§ Given passage:
Most of the these black professionals boast very impressive profiles.

For example:
I am a MD, I am a graduate of, I am an alumnus of, I am a lawyer with, I am head of this, I represent that, but yet the itineraries, comments, topics and subject matters from these black professional groups tell a different story.

Their itineraries tell a story of gross dereliction of duty and responsibility.

The black professional agenda's primarily consist of: let's party, let's go out for dinner, let's meet up for a movie, Free food and drinks are being served over there. There's a new Tyler Perry stage play over here. Are we getting a bonus this year? Are we getting a raise this year? Are you coming to the 2009 black professionals meetup Christmas party?

The extent of black professional goodwill is the annual used coat and toy giveaway for the poor blacks that are not educated black professionals like us tour.

There is also the highly hypocritical black professionals personal responsibility tour featuring Bill Cosby and The Black Star Project.

The black professionals personal responsibility tour targets and blames poor and uneducated blacks for not living up to the highest and best use of the opportunities afforded them by this great country.

§ Short problem 1: In the passage on black professional groups, who does the personal responsibility tour feature?
§ Short problem 2: Continue the passage on black professional groups, picking up after its final sentence.

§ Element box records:

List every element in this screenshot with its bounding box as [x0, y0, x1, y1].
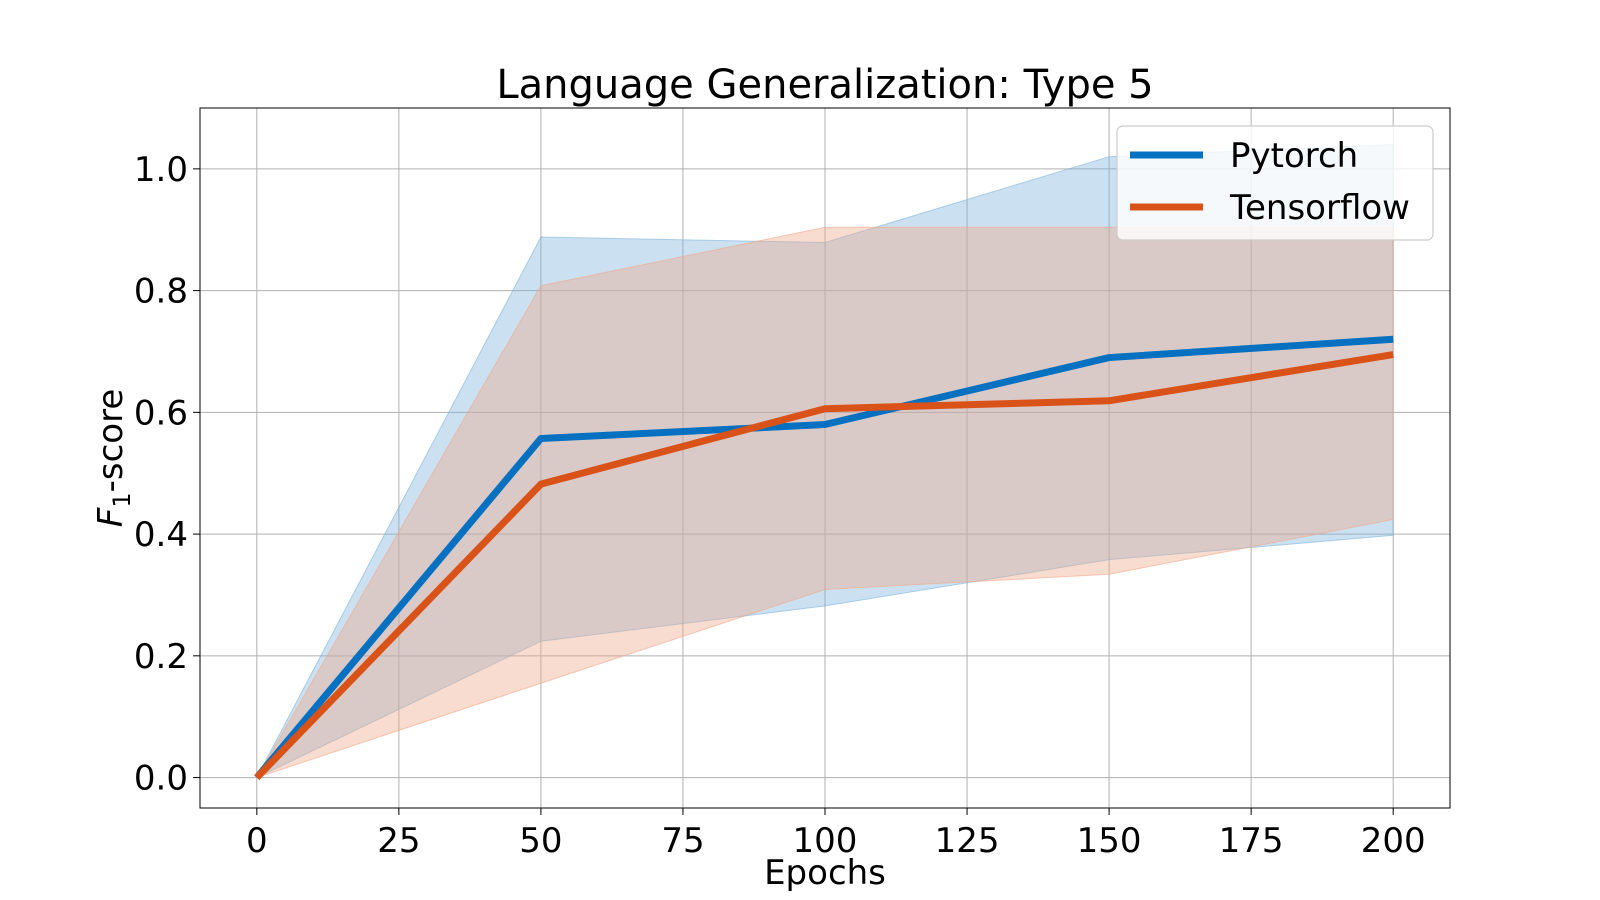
series-lines [254, 335, 1394, 780]
y-tick-label-1: 0.2 [134, 637, 188, 677]
y-axis-label: F1-score [91, 389, 136, 527]
y-axis-label-main: F [91, 507, 131, 527]
x-tick-label-150: 150 [1077, 821, 1142, 861]
legend-label-pytorch: Pytorch [1230, 136, 1358, 176]
y-tick-label-2: 0.4 [134, 515, 188, 555]
chart-title: Language Generalization: Type 5 [496, 62, 1153, 108]
legend: Pytorch Tensorflow [1116, 125, 1434, 241]
x-tick-label-175: 175 [1219, 821, 1284, 861]
x-tick-label-125: 125 [935, 821, 1000, 861]
y-tick-label-0: 0.0 [134, 759, 188, 799]
x-tick-label-100: 100 [793, 821, 858, 861]
x-tick-label-50: 50 [519, 821, 562, 861]
y-tick-label-3: 0.6 [134, 393, 188, 433]
y-tick-label-4: 0.8 [134, 272, 188, 312]
x-tick-label-0: 0 [246, 821, 268, 861]
band-tensorflow [255, 226, 1394, 779]
y-axis-label-suffix: -score [91, 389, 131, 493]
x-tick-label-200: 200 [1361, 821, 1426, 861]
x-tick-label-75: 75 [661, 821, 704, 861]
x-axis-label: Epochs [764, 853, 886, 893]
x-tick-label-25: 25 [377, 821, 420, 861]
y-axis-label-subscript: 1 [108, 492, 136, 507]
axis-ticks: 0 25 50 75 100 125 150 175 200 0.0 0.2 0.4 0.6 0.8 1.0 [134, 150, 1426, 861]
legend-label-tensorflow: Tensorflow [1229, 188, 1410, 228]
confidence-bands [255, 143, 1394, 779]
y-tick-label-5: 1.0 [134, 150, 188, 190]
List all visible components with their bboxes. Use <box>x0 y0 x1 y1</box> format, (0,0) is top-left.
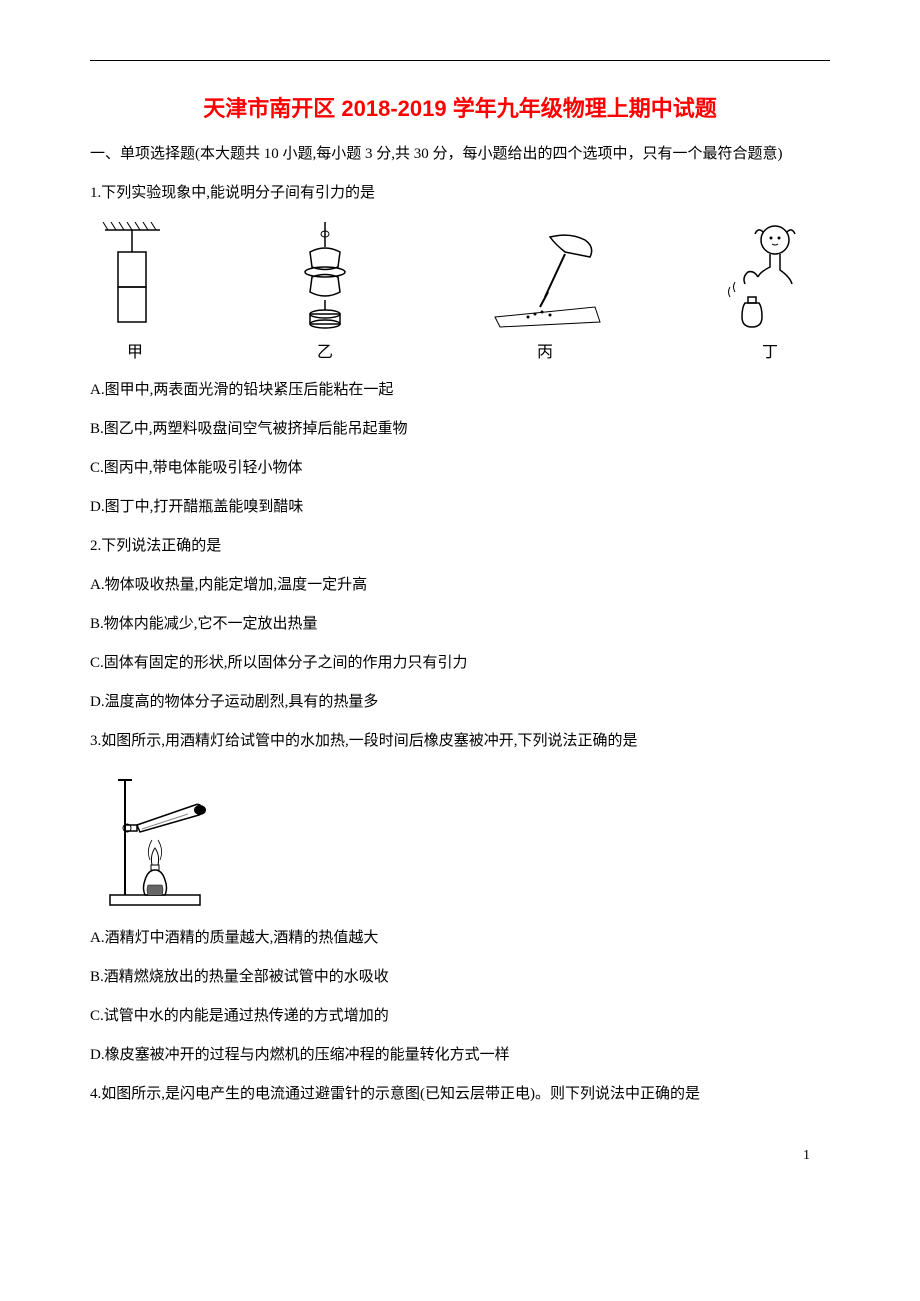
page-number: 1 <box>90 1148 830 1164</box>
q3-option-b: B.酒精燃烧放出的热量全部被试管中的水吸收 <box>90 964 830 991</box>
q1-figure-b: 乙 <box>280 222 370 362</box>
q2-question: 2.下列说法正确的是 <box>90 533 830 560</box>
q1-question: 1.下列实验现象中,能说明分子间有引力的是 <box>90 180 830 207</box>
q1-option-c: C.图丙中,带电体能吸引轻小物体 <box>90 455 830 482</box>
q1-option-d: D.图丁中,打开醋瓶盖能嗅到醋味 <box>90 494 830 521</box>
q1-label-c: 丙 <box>537 338 553 362</box>
charged-body-icon <box>480 232 610 332</box>
section-header: 一、单项选择题(本大题共 10 小题,每小题 3 分,共 30 分，每小题给出的… <box>90 141 830 168</box>
q1-figure-d: 丁 <box>720 222 820 362</box>
exam-title: 天津市南开区 2018-2019 学年九年级物理上期中试题 <box>90 91 830 123</box>
q1-label-a: 甲 <box>127 338 143 362</box>
suction-cup-icon <box>280 222 370 332</box>
q1-figure-c: 丙 <box>480 232 610 362</box>
q3-figure <box>100 770 830 910</box>
q2-option-c: C.固体有固定的形状,所以固体分子之间的作用力只有引力 <box>90 650 830 677</box>
q2-option-a: A.物体吸收热量,内能定增加,温度一定升高 <box>90 572 830 599</box>
q1-figure-a: 甲 <box>100 222 170 362</box>
q4-question: 4.如图所示,是闪电产生的电流通过避雷针的示意图(已知云层带正电)。则下列说法中… <box>90 1081 830 1108</box>
q1-option-a: A.图甲中,两表面光滑的铅块紧压后能粘在一起 <box>90 377 830 404</box>
top-divider <box>90 60 830 61</box>
alcohol-lamp-icon <box>100 770 230 910</box>
q3-option-d: D.橡皮塞被冲开的过程与内燃机的压缩冲程的能量转化方式一样 <box>90 1042 830 1069</box>
lead-blocks-icon <box>100 222 170 332</box>
q3-option-c: C.试管中水的内能是通过热传递的方式增加的 <box>90 1003 830 1030</box>
q3-question: 3.如图所示,用酒精灯给试管中的水加热,一段时间后橡皮塞被冲开,下列说法正确的是 <box>90 728 830 755</box>
vinegar-bottle-icon <box>720 222 820 332</box>
q1-label-b: 乙 <box>317 338 333 362</box>
q1-label-d: 丁 <box>762 338 778 362</box>
q1-figures-row: 甲 乙 丙 <box>90 222 830 362</box>
q2-option-b: B.物体内能减少,它不一定放出热量 <box>90 611 830 638</box>
q1-option-b: B.图乙中,两塑料吸盘间空气被挤掉后能吊起重物 <box>90 416 830 443</box>
q3-option-a: A.酒精灯中酒精的质量越大,酒精的热值越大 <box>90 925 830 952</box>
q2-option-d: D.温度高的物体分子运动剧烈,具有的热量多 <box>90 689 830 716</box>
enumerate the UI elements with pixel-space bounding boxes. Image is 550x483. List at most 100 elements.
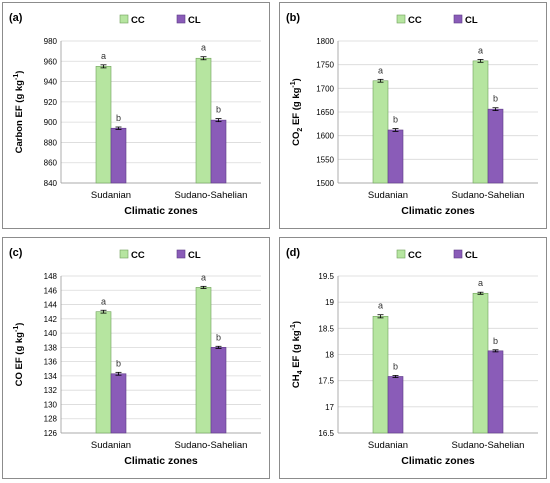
y-tick-label: 1550 bbox=[316, 155, 334, 164]
y-axis-title: Carbon EF (g kg-1) bbox=[13, 71, 25, 154]
y-tick-label: 18.5 bbox=[318, 324, 334, 333]
y-tick-label: 142 bbox=[44, 315, 58, 324]
legend-swatch-cl bbox=[176, 14, 186, 24]
y-tick-label: 1700 bbox=[316, 84, 334, 93]
bar-cc-sudanian bbox=[372, 315, 389, 434]
y-axis-title-part: ) bbox=[14, 71, 25, 74]
significance-letter: b bbox=[116, 358, 121, 368]
y-axis-title-part: CO EF (g kg bbox=[14, 332, 25, 387]
significance-letter: b bbox=[393, 115, 398, 125]
y-axis-title: CO EF (g kg-1) bbox=[13, 323, 25, 387]
y-axis-title-part: -1 bbox=[290, 81, 297, 87]
chart-d: (d) CC CL 16.5 17 17.5 18 18.5 19 19.5 a b Sudanian a… bbox=[286, 247, 538, 467]
legend-label-cl: CL bbox=[188, 15, 201, 26]
y-tick-label: 840 bbox=[44, 179, 58, 188]
chart-b: (b) CC CL 1500 1550 1600 1650 1700 1750 1800 a b Sud… bbox=[286, 12, 538, 217]
x-tick-label: Sudanian bbox=[91, 190, 131, 201]
significance-letter: a bbox=[201, 43, 206, 53]
legend-swatch-cc bbox=[396, 14, 406, 24]
y-tick-label: 880 bbox=[44, 138, 58, 147]
bar-cl-sudanian bbox=[110, 127, 127, 184]
y-axis-title: CH4 EF (g kg-1) bbox=[290, 321, 304, 388]
significance-letter: b bbox=[393, 361, 398, 371]
y-tick-label: 1600 bbox=[316, 132, 334, 141]
significance-letter: a bbox=[378, 301, 383, 311]
bar-cl-sudano-sahelian bbox=[487, 350, 504, 434]
y-tick-label: 960 bbox=[44, 57, 58, 66]
panel-label: (b) bbox=[286, 12, 300, 24]
y-tick-label: 148 bbox=[44, 272, 58, 281]
y-tick-label: 17.5 bbox=[318, 377, 334, 386]
significance-letter: b bbox=[216, 332, 221, 342]
y-tick-label: 140 bbox=[44, 329, 58, 338]
y-axis-title-part: CH bbox=[291, 374, 302, 388]
bar-cc-sudanian bbox=[95, 66, 112, 184]
y-tick-label: 136 bbox=[44, 358, 58, 367]
bar-cl-sudanian bbox=[110, 373, 127, 434]
legend-label-cc: CC bbox=[131, 250, 145, 261]
y-tick-label: 1800 bbox=[316, 37, 334, 46]
legend-swatch-cl bbox=[453, 14, 463, 24]
y-tick-label: 16.5 bbox=[318, 429, 334, 438]
bar-cc-sudano-sahelian bbox=[195, 287, 212, 434]
legend-swatch-cl bbox=[176, 249, 186, 259]
x-tick-label: Sudano-Sahelian bbox=[175, 190, 248, 201]
y-tick-label: 132 bbox=[44, 386, 58, 395]
y-tick-label: 900 bbox=[44, 118, 58, 127]
bar-cl-sudano-sahelian bbox=[210, 119, 227, 184]
y-tick-label: 920 bbox=[44, 98, 58, 107]
y-axis-title-part: ) bbox=[291, 78, 302, 81]
x-tick-label: Sudanian bbox=[368, 190, 408, 201]
y-tick-label: 138 bbox=[44, 343, 58, 352]
significance-letter: a bbox=[478, 278, 483, 288]
y-axis-title-part: CO bbox=[291, 132, 302, 146]
x-axis-title: Climatic zones bbox=[401, 455, 475, 467]
y-axis-title-part: -1 bbox=[13, 74, 20, 80]
bar-cc-sudanian bbox=[372, 80, 389, 184]
y-tick-label: 860 bbox=[44, 159, 58, 168]
y-axis-title-part: ) bbox=[291, 321, 302, 324]
y-axis-title: CO2 EF (g kg-1) bbox=[290, 78, 304, 146]
bar-cc-sudano-sahelian bbox=[195, 57, 212, 184]
y-axis-title-part: -1 bbox=[13, 326, 20, 332]
significance-letter: b bbox=[493, 94, 498, 104]
y-axis-title-part: EF (g kg bbox=[291, 87, 302, 127]
bar-cl-sudano-sahelian bbox=[487, 108, 504, 184]
chart-panel-b: (b) CC CL 1500 1550 1600 1650 1700 1750 1800 a b Sud… bbox=[279, 2, 547, 229]
significance-letter: b bbox=[493, 336, 498, 346]
legend-label-cc: CC bbox=[131, 15, 145, 26]
legend-label-cc: CC bbox=[408, 15, 422, 26]
y-tick-label: 128 bbox=[44, 415, 58, 424]
y-axis-title-part: EF (g kg bbox=[291, 330, 302, 370]
bar-cl-sudano-sahelian bbox=[210, 347, 227, 434]
bar-cc-sudanian bbox=[95, 311, 112, 434]
chart-panel-c: (c) CC CL 126 128 130 132 134 136 138 140 142 144 146… bbox=[2, 237, 270, 479]
significance-letter: b bbox=[216, 105, 221, 115]
y-tick-label: 144 bbox=[44, 301, 58, 310]
y-tick-label: 980 bbox=[44, 37, 58, 46]
panel-label: (a) bbox=[9, 12, 23, 24]
bar-cc-sudano-sahelian bbox=[472, 60, 489, 184]
chart-panel-a: (a) CC CL 840 860 880 900 920 940 960 980 a b Sudania… bbox=[2, 2, 270, 229]
legend-swatch-cc bbox=[119, 249, 129, 259]
significance-letter: a bbox=[201, 272, 206, 282]
bar-cl-sudanian bbox=[387, 129, 404, 184]
legend-swatch-cl bbox=[453, 249, 463, 259]
significance-letter: a bbox=[478, 45, 483, 55]
legend-swatch-cc bbox=[119, 14, 129, 24]
chart-panel-d: (d) CC CL 16.5 17 17.5 18 18.5 19 19.5 a b Sudanian a… bbox=[279, 237, 547, 479]
x-axis-title: Climatic zones bbox=[401, 205, 475, 217]
y-axis-title-part: 4 bbox=[297, 370, 304, 374]
y-tick-label: 126 bbox=[44, 429, 58, 438]
significance-letter: b bbox=[116, 113, 121, 123]
x-axis-title: Climatic zones bbox=[124, 205, 198, 217]
y-tick-label: 134 bbox=[44, 372, 58, 381]
legend-label-cl: CL bbox=[188, 250, 201, 261]
significance-letter: a bbox=[101, 296, 106, 306]
panel-label: (c) bbox=[9, 247, 23, 259]
y-tick-label: 146 bbox=[44, 286, 58, 295]
bar-cc-sudano-sahelian bbox=[472, 292, 489, 434]
y-tick-label: 19.5 bbox=[318, 272, 334, 281]
significance-letter: a bbox=[378, 65, 383, 75]
y-axis-title-part: Carbon EF (g kg bbox=[14, 80, 25, 154]
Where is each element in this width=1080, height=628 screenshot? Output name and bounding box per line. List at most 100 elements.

§ Exercise response 1: Bill Cosby and The Black Star Project.

§ Exercise response 2:
The personal responsibility tour is hypocritical because it is the black professionals that are not living up to the highest and best use of the opportunities afforded them by their elite education and professional classifications.

The black professionals are the ones not taking personal responsibility. Black professionals are guilty of cowardliness and gross dereliction of duty.

The black professionals cowardly shuck their responsiblities to provide a workable strategy for the inclusion of the black race in the 21st century by cowardly putting the responsibility instead upon the shoulders of poorly uneducated blacks and the elderly.

I agree that we all can do better with the resouces currently avaliable to us but will someone please ask Bill Cosby, Jesse Jackson and the rest of black MD's, black graduate's of, black alumni's and black lawyers how is it that we have 1.1 million African Americans with advance degrees, plus a plethora of African American ministers/leaders, senators, congressman, representatives, councilmen and alderman but yet, African Americans have no verifiable evidence of a technology, infrastructure or industry.

African American academies, political leaders and ministers/leaders concertedly lack the collective intelligence to create a foundation for the survival of African Americans. .......How can this be?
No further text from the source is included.